--- OBJECTIVE ---
Repeat every record below exactly, but leave out any pictures.

[Figure dataset records]
________________

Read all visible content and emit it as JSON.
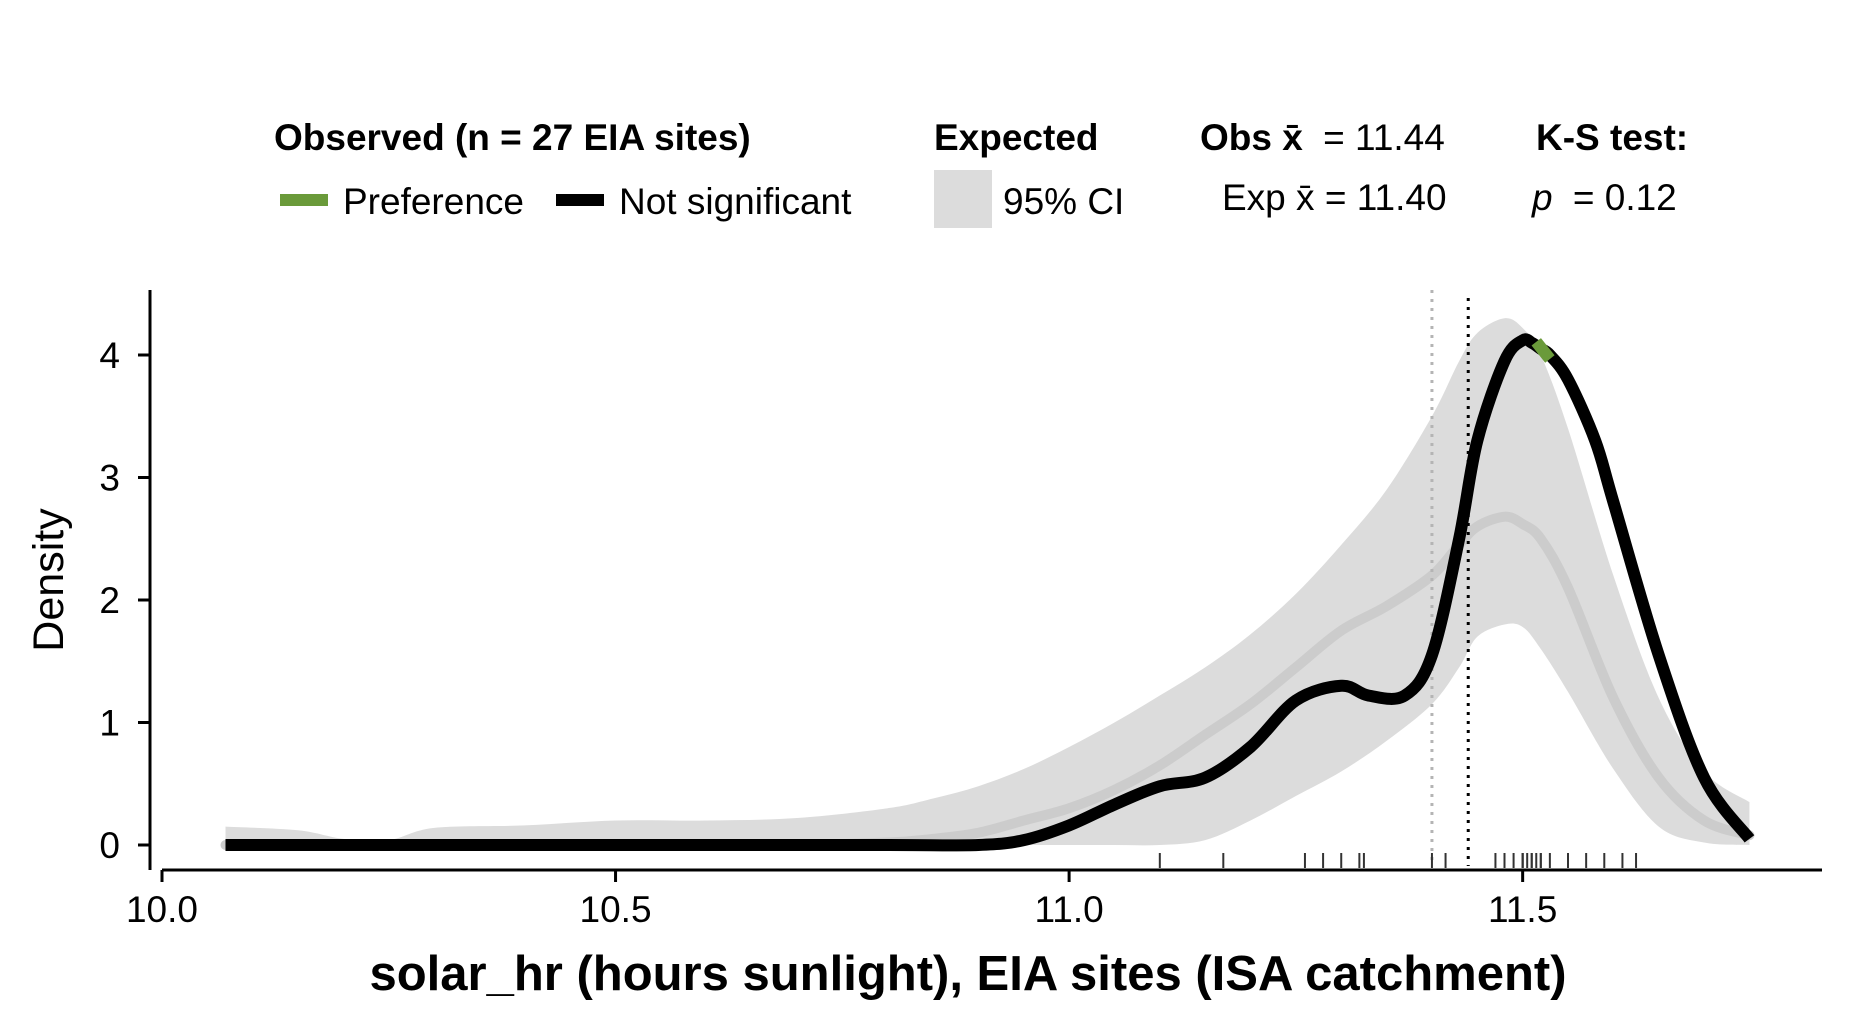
{
  "legend": {
    "observed_title": "Observed (n = 27 EIA sites)",
    "preference_label": "Preference",
    "not_significant_label": "Not significant",
    "expected_title": "Expected",
    "ci_label": "95% CI",
    "obs_mean_prefix": "Obs x̄",
    "obs_mean_value": "= 11.44",
    "exp_mean_text": "Exp x̄ = 11.40",
    "ks_title": "K-S test:",
    "p_symbol": "p",
    "p_value": "= 0.12"
  },
  "colors": {
    "preference": "#6a9a3a",
    "not_significant": "#000000",
    "ci_band": "#dcdcdc",
    "expected_line": "#cccccc",
    "obs_mean_line": "#000000",
    "exp_mean_line": "#b4b4b4"
  },
  "chart_data": {
    "type": "area",
    "xlabel": "solar_hr (hours sunlight), EIA sites (ISA catchment)",
    "ylabel": "Density",
    "xlim": [
      10.0,
      11.83
    ],
    "ylim": [
      0,
      4.4
    ],
    "xticks": [
      "10.0",
      "10.5",
      "11.0",
      "11.5"
    ],
    "yticks": [
      "0",
      "1",
      "2",
      "3",
      "4"
    ],
    "grid": false,
    "legend_position": "top",
    "observed_mean": 11.44,
    "expected_mean": 11.4,
    "ks_p": 0.12,
    "ci_x": [
      10.07,
      10.15,
      10.2,
      10.25,
      10.3,
      10.4,
      10.5,
      10.6,
      10.7,
      10.8,
      10.85,
      10.9,
      10.95,
      11.0,
      11.05,
      11.1,
      11.15,
      11.2,
      11.25,
      11.3,
      11.35,
      11.4,
      11.43,
      11.45,
      11.48,
      11.5,
      11.52,
      11.55,
      11.6,
      11.65,
      11.7,
      11.75
    ],
    "ci_upper": [
      0.15,
      0.12,
      0.05,
      0.04,
      0.14,
      0.16,
      0.2,
      0.2,
      0.22,
      0.3,
      0.38,
      0.48,
      0.62,
      0.8,
      1.0,
      1.22,
      1.45,
      1.72,
      2.05,
      2.45,
      2.9,
      3.5,
      3.95,
      4.18,
      4.3,
      4.22,
      4.0,
      3.4,
      2.2,
      1.2,
      0.6,
      0.35
    ],
    "ci_lower": [
      0,
      0,
      0,
      0,
      0,
      0,
      0,
      0,
      0,
      0,
      0,
      0,
      0,
      0,
      0,
      0,
      0.04,
      0.2,
      0.4,
      0.6,
      0.85,
      1.15,
      1.45,
      1.7,
      1.8,
      1.78,
      1.6,
      1.25,
      0.62,
      0.15,
      0.02,
      0
    ],
    "expected_y": [
      0,
      0,
      0,
      0,
      0,
      0,
      0,
      0,
      0,
      0.02,
      0.05,
      0.1,
      0.2,
      0.3,
      0.45,
      0.65,
      0.9,
      1.15,
      1.45,
      1.75,
      1.95,
      2.2,
      2.45,
      2.6,
      2.68,
      2.62,
      2.5,
      2.1,
      1.2,
      0.55,
      0.2,
      0.08
    ],
    "observed": {
      "x": [
        10.07,
        10.2,
        10.4,
        10.6,
        10.8,
        10.9,
        10.95,
        11.0,
        11.05,
        11.1,
        11.15,
        11.2,
        11.25,
        11.3,
        11.33,
        11.37,
        11.4,
        11.43,
        11.45,
        11.48,
        11.5,
        11.51,
        11.52,
        11.53,
        11.55,
        11.58,
        11.6,
        11.65,
        11.7,
        11.75
      ],
      "y": [
        0,
        0,
        0,
        0,
        0,
        0.0,
        0.04,
        0.16,
        0.33,
        0.48,
        0.55,
        0.8,
        1.18,
        1.3,
        1.22,
        1.22,
        1.55,
        2.5,
        3.3,
        3.95,
        4.12,
        4.1,
        4.05,
        4.0,
        3.8,
        3.3,
        2.8,
        1.55,
        0.55,
        0.05
      ],
      "segments": [
        {
          "status": "Not significant",
          "x_from": 10.07,
          "x_to": 11.515
        },
        {
          "status": "Preference",
          "x_from": 11.515,
          "x_to": 11.53
        },
        {
          "status": "Not significant",
          "x_from": 11.53,
          "x_to": 11.75
        }
      ]
    },
    "rug": [
      11.1,
      11.17,
      11.26,
      11.28,
      11.3,
      11.32,
      11.325,
      11.4,
      11.415,
      11.47,
      11.48,
      11.49,
      11.5,
      11.505,
      11.51,
      11.515,
      11.52,
      11.53,
      11.55,
      11.57,
      11.59,
      11.61,
      11.625,
      11.5,
      11.51,
      11.5,
      11.52
    ]
  }
}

________________

--- TASK SOLUTION ---
Read all visible content and emit it as JSON.
{
  "legend": {
    "observed_title": "Observed (n = 27 EIA sites)",
    "preference_label": "Preference",
    "not_significant_label": "Not significant",
    "expected_title": "Expected",
    "ci_label": "95% CI",
    "obs_mean_prefix": "Obs x̄",
    "obs_mean_value": "= 11.44",
    "exp_mean_text": "Exp x̄ = 11.40",
    "ks_title": "K-S test:",
    "p_symbol": "p",
    "p_value": "= 0.12"
  },
  "colors": {
    "preference": "#6a9a3a",
    "not_significant": "#000000",
    "ci_band": "#dcdcdc",
    "expected_line": "#cccccc",
    "obs_mean_line": "#000000",
    "exp_mean_line": "#b4b4b4"
  },
  "chart_data": {
    "type": "area",
    "xlabel": "solar_hr (hours sunlight), EIA sites (ISA catchment)",
    "ylabel": "Density",
    "xlim": [
      10.0,
      11.83
    ],
    "ylim": [
      0,
      4.4
    ],
    "xticks": [
      "10.0",
      "10.5",
      "11.0",
      "11.5"
    ],
    "yticks": [
      "0",
      "1",
      "2",
      "3",
      "4"
    ],
    "grid": false,
    "legend_position": "top",
    "observed_mean": 11.44,
    "expected_mean": 11.4,
    "ks_p": 0.12,
    "ci_x": [
      10.07,
      10.15,
      10.2,
      10.25,
      10.3,
      10.4,
      10.5,
      10.6,
      10.7,
      10.8,
      10.85,
      10.9,
      10.95,
      11.0,
      11.05,
      11.1,
      11.15,
      11.2,
      11.25,
      11.3,
      11.35,
      11.4,
      11.43,
      11.45,
      11.48,
      11.5,
      11.52,
      11.55,
      11.6,
      11.65,
      11.7,
      11.75
    ],
    "ci_upper": [
      0.15,
      0.12,
      0.05,
      0.04,
      0.14,
      0.16,
      0.2,
      0.2,
      0.22,
      0.3,
      0.38,
      0.48,
      0.62,
      0.8,
      1.0,
      1.22,
      1.45,
      1.72,
      2.05,
      2.45,
      2.9,
      3.5,
      3.95,
      4.18,
      4.3,
      4.22,
      4.0,
      3.4,
      2.2,
      1.2,
      0.6,
      0.35
    ],
    "ci_lower": [
      0,
      0,
      0,
      0,
      0,
      0,
      0,
      0,
      0,
      0,
      0,
      0,
      0,
      0,
      0,
      0,
      0.04,
      0.2,
      0.4,
      0.6,
      0.85,
      1.15,
      1.45,
      1.7,
      1.8,
      1.78,
      1.6,
      1.25,
      0.62,
      0.15,
      0.02,
      0
    ],
    "expected_y": [
      0,
      0,
      0,
      0,
      0,
      0,
      0,
      0,
      0,
      0.02,
      0.05,
      0.1,
      0.2,
      0.3,
      0.45,
      0.65,
      0.9,
      1.15,
      1.45,
      1.75,
      1.95,
      2.2,
      2.45,
      2.6,
      2.68,
      2.62,
      2.5,
      2.1,
      1.2,
      0.55,
      0.2,
      0.08
    ],
    "observed": {
      "x": [
        10.07,
        10.2,
        10.4,
        10.6,
        10.8,
        10.9,
        10.95,
        11.0,
        11.05,
        11.1,
        11.15,
        11.2,
        11.25,
        11.3,
        11.33,
        11.37,
        11.4,
        11.43,
        11.45,
        11.48,
        11.5,
        11.51,
        11.52,
        11.53,
        11.55,
        11.58,
        11.6,
        11.65,
        11.7,
        11.75
      ],
      "y": [
        0,
        0,
        0,
        0,
        0,
        0.0,
        0.04,
        0.16,
        0.33,
        0.48,
        0.55,
        0.8,
        1.18,
        1.3,
        1.22,
        1.22,
        1.55,
        2.5,
        3.3,
        3.95,
        4.12,
        4.1,
        4.05,
        4.0,
        3.8,
        3.3,
        2.8,
        1.55,
        0.55,
        0.05
      ],
      "segments": [
        {
          "status": "Not significant",
          "x_from": 10.07,
          "x_to": 11.515
        },
        {
          "status": "Preference",
          "x_from": 11.515,
          "x_to": 11.53
        },
        {
          "status": "Not significant",
          "x_from": 11.53,
          "x_to": 11.75
        }
      ]
    },
    "rug": [
      11.1,
      11.17,
      11.26,
      11.28,
      11.3,
      11.32,
      11.325,
      11.4,
      11.415,
      11.47,
      11.48,
      11.49,
      11.5,
      11.505,
      11.51,
      11.515,
      11.52,
      11.53,
      11.55,
      11.57,
      11.59,
      11.61,
      11.625,
      11.5,
      11.51,
      11.5,
      11.52
    ]
  }
}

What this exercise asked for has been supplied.